◆ **ENTRIES PROVIDED**:
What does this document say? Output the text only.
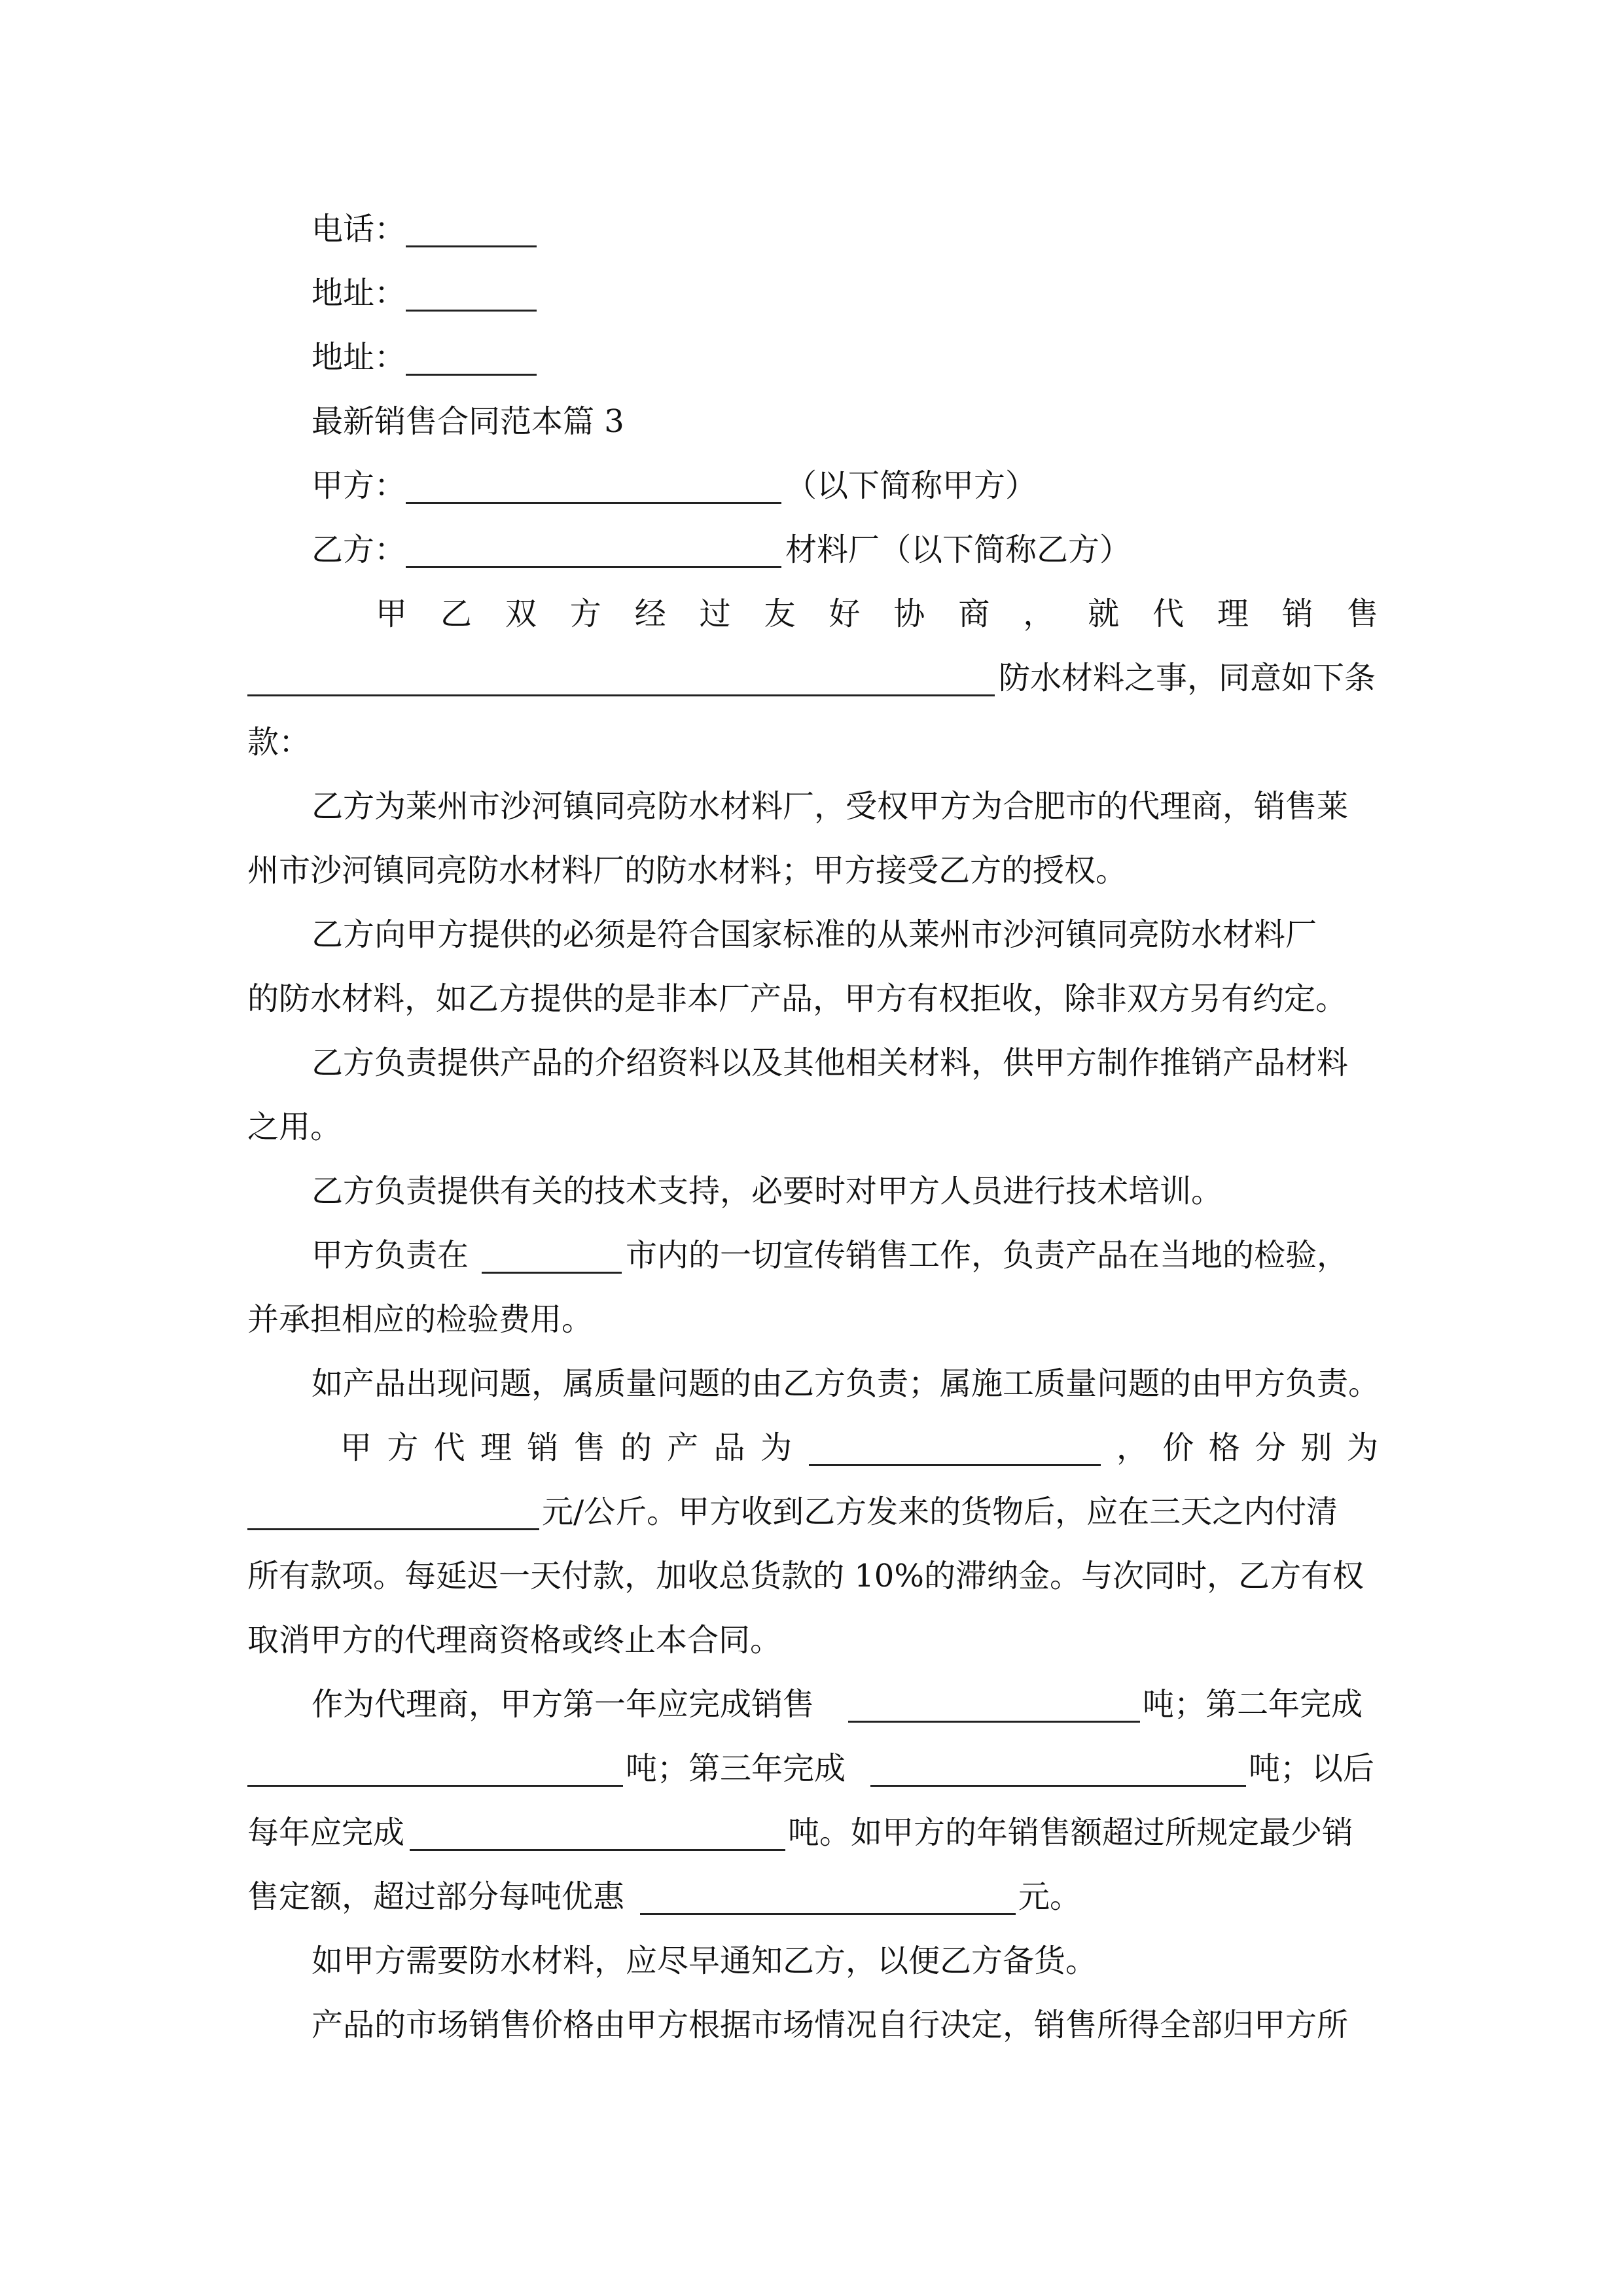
电话：
地址：
地址：
最新销售合同范本篇 3
甲方：	（以下简称甲方）
乙方：	材料厂（以下简称乙方）
甲 乙 双 方 经 过 友 好 协 商 ， 就 代 理 销 售
防水材料之事，同意如下条
款：
乙方为莱州市沙河镇同亮防水材料厂，受权甲方为合肥市的代理商，销售莱
州市沙河镇同亮防水材料厂的防水材料；甲方接受乙方的授权。
乙方向甲方提供的必须是符合国家标准的从莱州市沙河镇同亮防水材料厂
的防水材料，如乙方提供的是非本厂产品，甲方有权拒收，除非双方另有约定。
乙方负责提供产品的介绍资料以及其他相关材料，供甲方制作推销产品材料
之用。
乙方负责提供有关的技术支持，必要时对甲方人员进行技术培训。
甲方负责在	市内的一切宣传销售工作，负责产品在当地的检验，
并承担相应的检验费用。
如产品出现问题，属质量问题的由乙方负责；属施工质量问题的由甲方负责。
甲 方 代 理 销 售 的 产 品 为	， 价 格 分 别 为
元/公斤。甲方收到乙方发来的货物后，应在三天之内付清
所有款项。每延迟一天付款，加收总货款的 10%的滞纳金。与次同时，乙方有权
取消甲方的代理商资格或终止本合同。
作为代理商，甲方第一年应完成销售	吨；第二年完成
吨；第三年完成	吨；以后
每年应完成	吨。如甲方的年销售额超过所规定最少销
售定额，超过部分每吨优惠	元。
如甲方需要防水材料，应尽早通知乙方，以便乙方备货。
产品的市场销售价格由甲方根据市场情况自行决定，销售所得全部归甲方所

◆ **WORK TO DO**: Output the records above exactly as they are, leaving out the pictures.

◆ **FINAL RESULT**:
What does this document say? Output the text only.
电话：
地址：
地址：
最新销售合同范本篇 3
甲方：	（以下简称甲方）
乙方：	材料厂（以下简称乙方）
甲 乙 双 方 经 过 友 好 协 商 ， 就 代 理 销 售
防水材料之事，同意如下条
款：
乙方为莱州市沙河镇同亮防水材料厂，受权甲方为合肥市的代理商，销售莱
州市沙河镇同亮防水材料厂的防水材料；甲方接受乙方的授权。
乙方向甲方提供的必须是符合国家标准的从莱州市沙河镇同亮防水材料厂
的防水材料，如乙方提供的是非本厂产品，甲方有权拒收，除非双方另有约定。
乙方负责提供产品的介绍资料以及其他相关材料，供甲方制作推销产品材料
之用。
乙方负责提供有关的技术支持，必要时对甲方人员进行技术培训。
甲方负责在	市内的一切宣传销售工作，负责产品在当地的检验，
并承担相应的检验费用。
如产品出现问题，属质量问题的由乙方负责；属施工质量问题的由甲方负责。
甲 方 代 理 销 售 的 产 品 为	， 价 格 分 别 为
元/公斤。甲方收到乙方发来的货物后，应在三天之内付清
所有款项。每延迟一天付款，加收总货款的 10%的滞纳金。与次同时，乙方有权
取消甲方的代理商资格或终止本合同。
作为代理商，甲方第一年应完成销售	吨；第二年完成
吨；第三年完成	吨；以后
每年应完成	吨。如甲方的年销售额超过所规定最少销
售定额，超过部分每吨优惠	元。
如甲方需要防水材料，应尽早通知乙方，以便乙方备货。
产品的市场销售价格由甲方根据市场情况自行决定，销售所得全部归甲方所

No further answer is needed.